→ **GOAL**: Repeat the data word for word. Do not include the pictures.

>>>>

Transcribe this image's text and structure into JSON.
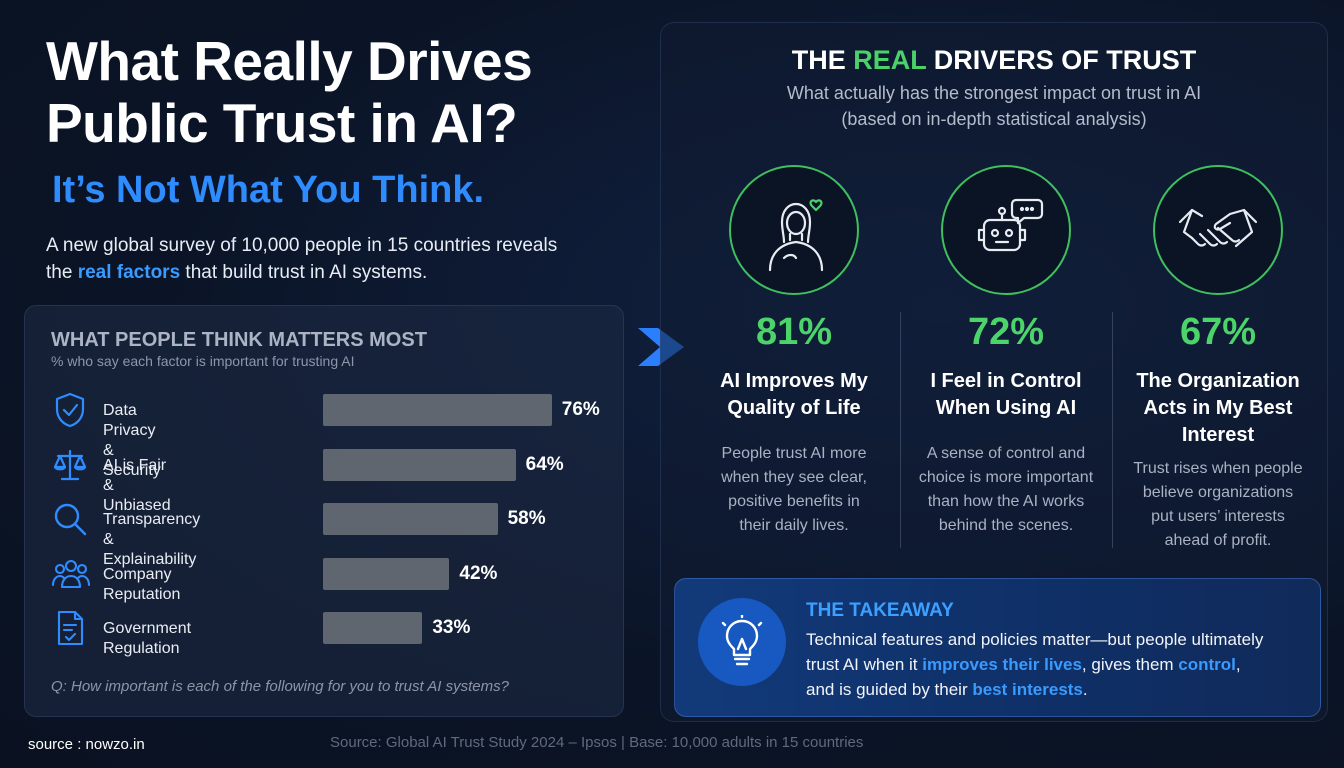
{
  "header": {
    "title_line1": "What Really Drives",
    "title_line2": "Public Trust in AI?",
    "subtitle": "It’s Not What You Think.",
    "intro_part1": "A new global survey of 10,000 people in 15 countries reveals",
    "intro_part2_pre": "the ",
    "intro_highlight": "real factors",
    "intro_part2_post": " that build trust in AI systems."
  },
  "perception_panel": {
    "title": "WHAT PEOPLE THINK MATTERS MOST",
    "description": "% who say each factor is important for trusting AI",
    "question": "Q: How important is each of the following for you to trust AI systems?"
  },
  "chart_data": {
    "type": "bar",
    "orientation": "horizontal",
    "categories": [
      "Data Privacy & Security",
      "AI is Fair & Unbiased",
      "Transparency & Explainability",
      "Company Reputation",
      "Government Regulation"
    ],
    "values": [
      76,
      64,
      58,
      42,
      33
    ],
    "value_labels": [
      "76%",
      "64%",
      "58%",
      "42%",
      "33%"
    ],
    "icons": [
      "shield-check-icon",
      "scales-icon",
      "magnifier-icon",
      "people-icon",
      "document-check-icon"
    ],
    "bar_color": "#5f6670",
    "xlim": [
      0,
      100
    ]
  },
  "drivers_panel": {
    "title_pre": "THE ",
    "title_highlight": "REAL",
    "title_post": " DRIVERS OF TRUST",
    "subtitle_line1": "What actually has the strongest impact on trust in AI",
    "subtitle_line2": "(based on in-depth statistical analysis)",
    "accent_color": "#4bd06a",
    "drivers": [
      {
        "stat": "81%",
        "label_line1": "AI Improves My",
        "label_line2": "Quality of Life",
        "label_line3": "",
        "desc": [
          "People trust AI more",
          "when they see clear,",
          "positive benefits in",
          "their daily lives."
        ],
        "icon": "person-heart-icon"
      },
      {
        "stat": "72%",
        "label_line1": "I Feel in Control",
        "label_line2": "When Using AI",
        "label_line3": "",
        "desc": [
          "A sense of control and",
          "choice is more important",
          "than how the AI works",
          "behind the scenes."
        ],
        "icon": "robot-chat-icon"
      },
      {
        "stat": "67%",
        "label_line1": "The Organization",
        "label_line2": "Acts in My Best",
        "label_line3": "Interest",
        "desc": [
          "Trust rises when people",
          "believe organizations",
          "put users’ interests",
          "ahead of profit."
        ],
        "icon": "handshake-icon"
      }
    ]
  },
  "takeaway": {
    "title": "THE TAKEAWAY",
    "line1": "Technical features and policies matter—but people ultimately",
    "line2_pre": "trust AI when it ",
    "line2_hl1": "improves their lives",
    "line2_mid": ", gives them ",
    "line2_hl2": "control",
    "line2_post": ",",
    "line3_pre": "and is guided by their ",
    "line3_hl": "best interests",
    "line3_post": ".",
    "icon": "lightbulb-icon"
  },
  "footer": {
    "source_overlay": "source : nowzo.in",
    "citation": "Source: Global AI Trust Study 2024 – Ipsos  |  Base: 10,000 adults in 15 countries"
  }
}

<<<<

→ **ANSWER TO THIS PROBLEM**:
Transcribe this image's text and structure into JSON.
{
  "header": {
    "title_line1": "What Really Drives",
    "title_line2": "Public Trust in AI?",
    "subtitle": "It’s Not What You Think.",
    "intro_part1": "A new global survey of 10,000 people in 15 countries reveals",
    "intro_part2_pre": "the ",
    "intro_highlight": "real factors",
    "intro_part2_post": " that build trust in AI systems."
  },
  "perception_panel": {
    "title": "WHAT PEOPLE THINK MATTERS MOST",
    "description": "% who say each factor is important for trusting AI",
    "question": "Q: How important is each of the following for you to trust AI systems?"
  },
  "chart_data": {
    "type": "bar",
    "orientation": "horizontal",
    "categories": [
      "Data Privacy & Security",
      "AI is Fair & Unbiased",
      "Transparency & Explainability",
      "Company Reputation",
      "Government Regulation"
    ],
    "values": [
      76,
      64,
      58,
      42,
      33
    ],
    "value_labels": [
      "76%",
      "64%",
      "58%",
      "42%",
      "33%"
    ],
    "icons": [
      "shield-check-icon",
      "scales-icon",
      "magnifier-icon",
      "people-icon",
      "document-check-icon"
    ],
    "bar_color": "#5f6670",
    "xlim": [
      0,
      100
    ]
  },
  "drivers_panel": {
    "title_pre": "THE ",
    "title_highlight": "REAL",
    "title_post": " DRIVERS OF TRUST",
    "subtitle_line1": "What actually has the strongest impact on trust in AI",
    "subtitle_line2": "(based on in-depth statistical analysis)",
    "accent_color": "#4bd06a",
    "drivers": [
      {
        "stat": "81%",
        "label_line1": "AI Improves My",
        "label_line2": "Quality of Life",
        "label_line3": "",
        "desc": [
          "People trust AI more",
          "when they see clear,",
          "positive benefits in",
          "their daily lives."
        ],
        "icon": "person-heart-icon"
      },
      {
        "stat": "72%",
        "label_line1": "I Feel in Control",
        "label_line2": "When Using AI",
        "label_line3": "",
        "desc": [
          "A sense of control and",
          "choice is more important",
          "than how the AI works",
          "behind the scenes."
        ],
        "icon": "robot-chat-icon"
      },
      {
        "stat": "67%",
        "label_line1": "The Organization",
        "label_line2": "Acts in My Best",
        "label_line3": "Interest",
        "desc": [
          "Trust rises when people",
          "believe organizations",
          "put users’ interests",
          "ahead of profit."
        ],
        "icon": "handshake-icon"
      }
    ]
  },
  "takeaway": {
    "title": "THE TAKEAWAY",
    "line1": "Technical features and policies matter—but people ultimately",
    "line2_pre": "trust AI when it ",
    "line2_hl1": "improves their lives",
    "line2_mid": ", gives them ",
    "line2_hl2": "control",
    "line2_post": ",",
    "line3_pre": "and is guided by their ",
    "line3_hl": "best interests",
    "line3_post": ".",
    "icon": "lightbulb-icon"
  },
  "footer": {
    "source_overlay": "source : nowzo.in",
    "citation": "Source: Global AI Trust Study 2024 – Ipsos  |  Base: 10,000 adults in 15 countries"
  }
}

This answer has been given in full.